Exercise instructions
A: In the college audition workshop description, how many monologues does Julliard require?
B: Carry on the college audition workshop description from its last sentence.

The Workshop is limited to 10 students.
Students will choose and develop two contrasting monologues.
Students will be taught by three professional actors/acting teachers,
all of whom have been through the college audition process and have
earned their degrees.
At the end of the workshop, all students will undergo a mock college
audition with current or former faculty members of college theater
programs.
Sundays, 10:30 a.m. to 2:00 p.m. for 8 weeks.
March 1 - April 26. No class on Easter Sunday (April 5).
Brad's Class
1646 20th Street
Santa Monica CA 90404
Workshop Fee: $465 cash, check or credit card.

What We Do
OUR GOAL:
We intend that our students leave the workshop with two contrasting monologue performances with which to audition for college drama programs.
We do this by addressing the top three complaints of college auditors:
- Poor choice of material
- Inadequate preparation
- Lack of personality, potential, curiosity, enjoyment.
While we cannot solve these problems per se, we can provide our
students with the tools that will enable them to solve these problems
for themselves.
WHO IS THIS WORKSHOP FOR:
Our workshop has been designed primarily for high school juniors and
seniors who will be auditioning for college drama training programs.
The workshop is also valuable for high school sophomores, or any college
students intending to audition for MFA programs. Middle school students
will not be accepted.
We offer our workshop throughout the year so that students can start
early on their preparation. It takes a lot of time and attention to
find suitable material, and then to work it up into a performance.
Various colleges want various materials. UCLA wants two monologues.
NYU wants three. Julliard requires four. So, depending on the
students' goals, we offer the opportunity to get started early in the
year and to repeat the workshop as often as necessary until the
student's auditioning goals are met.
WHAT WE DO:
The first thing we'll do is get to know the students - age, physical
type, personality. We'll also ask what kind of roles they like to play,
what they think they're good at. Then we'll try to match them to
acceptable material.

Extracted data
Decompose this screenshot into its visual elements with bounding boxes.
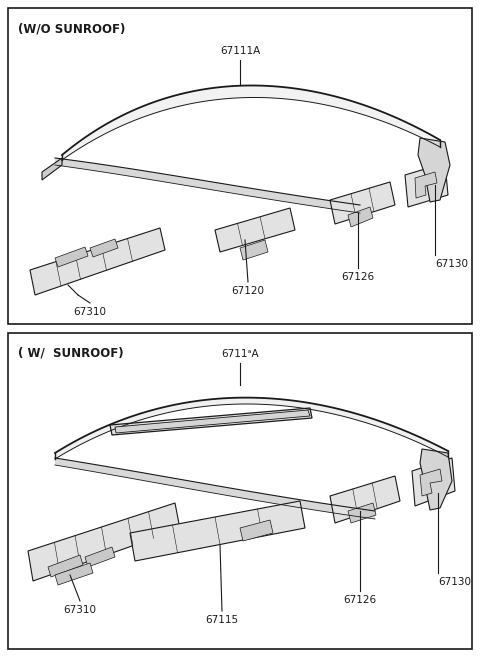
Bar	[8, 333, 472, 649]
Text: 67130: 67130	[438, 577, 471, 587]
Polygon shape	[240, 240, 268, 260]
Polygon shape	[415, 172, 437, 198]
Polygon shape	[30, 228, 165, 295]
Text: 67130: 67130	[435, 259, 468, 269]
Polygon shape	[55, 397, 448, 459]
Text: 67310: 67310	[73, 307, 107, 317]
Polygon shape	[62, 85, 440, 160]
Text: 67111A: 67111A	[220, 46, 260, 56]
Polygon shape	[55, 158, 360, 213]
Polygon shape	[48, 555, 83, 577]
Polygon shape	[418, 138, 450, 202]
Text: 67126: 67126	[343, 595, 377, 605]
Polygon shape	[115, 410, 310, 433]
Polygon shape	[348, 207, 373, 227]
Polygon shape	[412, 458, 455, 506]
Polygon shape	[28, 503, 180, 581]
Polygon shape	[85, 547, 115, 567]
Polygon shape	[240, 520, 273, 541]
Text: ( W/  SUNROOF): ( W/ SUNROOF)	[18, 347, 124, 360]
Text: (W/O SUNROOF): (W/O SUNROOF)	[18, 22, 125, 35]
Polygon shape	[130, 501, 305, 561]
Polygon shape	[90, 239, 118, 257]
Polygon shape	[420, 449, 452, 510]
Polygon shape	[330, 476, 400, 523]
Polygon shape	[215, 208, 295, 252]
Polygon shape	[110, 408, 312, 435]
Text: 67120: 67120	[231, 286, 264, 296]
Polygon shape	[42, 158, 62, 180]
Polygon shape	[330, 182, 395, 224]
Polygon shape	[348, 503, 376, 523]
Bar	[8, 8, 472, 324]
Polygon shape	[420, 469, 442, 496]
Polygon shape	[55, 458, 375, 519]
Text: 67115: 67115	[205, 615, 239, 625]
Text: 67310: 67310	[63, 605, 96, 615]
Text: 67126: 67126	[341, 272, 374, 282]
Polygon shape	[55, 563, 93, 585]
Polygon shape	[55, 247, 88, 267]
Text: 6711ᵃA: 6711ᵃA	[221, 349, 259, 359]
Polygon shape	[405, 163, 448, 207]
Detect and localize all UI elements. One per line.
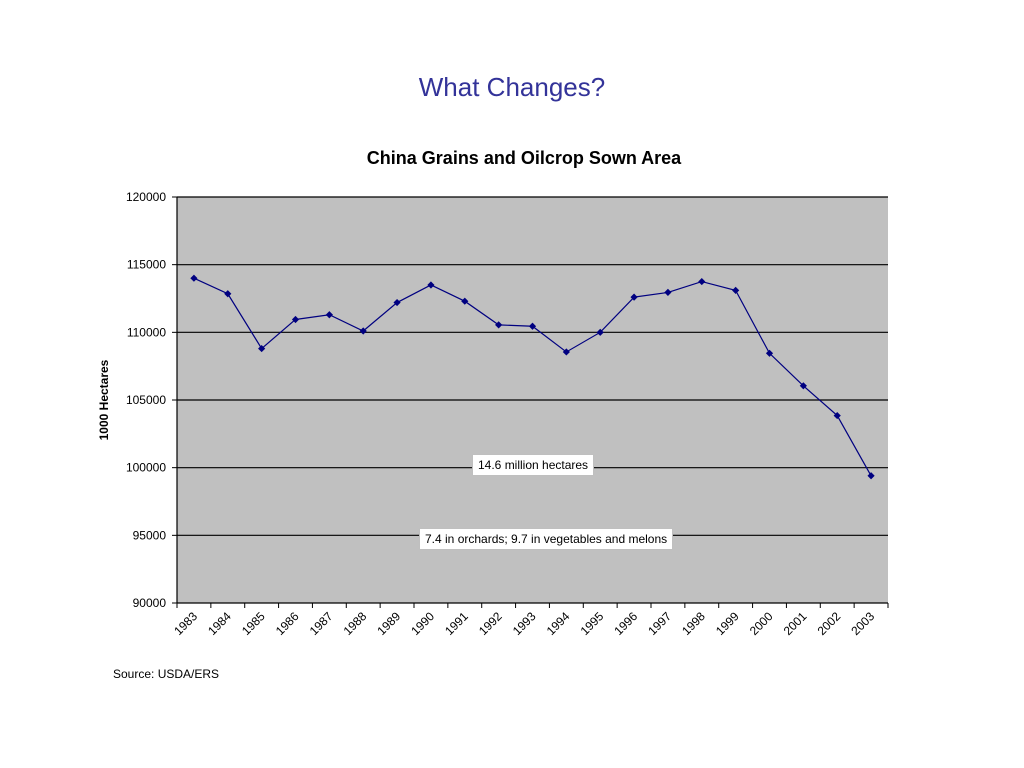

Outputs in order
A: Four.

B:
Once we've chosen material, one teacher will work with the students
to get their material up to an interesting, personal and compelling
audition piece that's within a conventional time limit. The process
will then be repeated with a second monologue and a second faculty
member.
By the seventh week of the workshop, each student will have two
contrasting monologues that they've developed in the class. Students
will then go through a mock audition using that material before a panel
of current or former college faculty members. The auditors will submit
written evaluations and, after some general feedback from the auditors,
they will leave. Then the teachers will discuss the evaluations with
the students. The auditors' notes will then be incorporated into the
students work on the last week of the workshop.
Students who attend all eight sessions of the workshop will leave
with two performance-ready monologues for auditioning for drama
programs. They will also have a solid understanding of what kind of
material to look for, how to prepare a monologue performance for an
audition, and how to deal with the pressure inherent in the process.
And they will be better actors overall than when they started.
Our Workshop is limited to 10 students. Every student will work in
every class.
We will also provide basic information on what are currently
considered the "best" schools, as well as a list of resources (books,
websites, etc.) and plenty of audition material for students to use.
To see the class-by-class syllabus, click here (pdf document).
WHAT TO EXPECT:
Students should wear comfortable clothing that does not inhibit
movement.
Students will have homework - memorizing, working a monologue,
reading plays.
No texting or gaming is allowed in the classroom. All electronic
devices must be turned off. Students should always bring a notebook and
pen/pencils to take notes.
Students are welcome bring food if they like. While food is not
allowed in the studio proper, there will be a break midway through each
session during which time they can eat. There is a small refrigerator
on premises.
Parents are invited to stay for the first half-hour of the first
class. Parents are also invited to a closing-workshop party at the
completion of the workshop.
For the first class, students are encouraged bring in two monologues.
They can be classical, contemporary, or one of each; they can be
dramatic, comedic, or one of each. The monologues do not have to be
memorized, nor performance-ready. But if they are memorized and
performance-ready, the student will be that much ahead of the game.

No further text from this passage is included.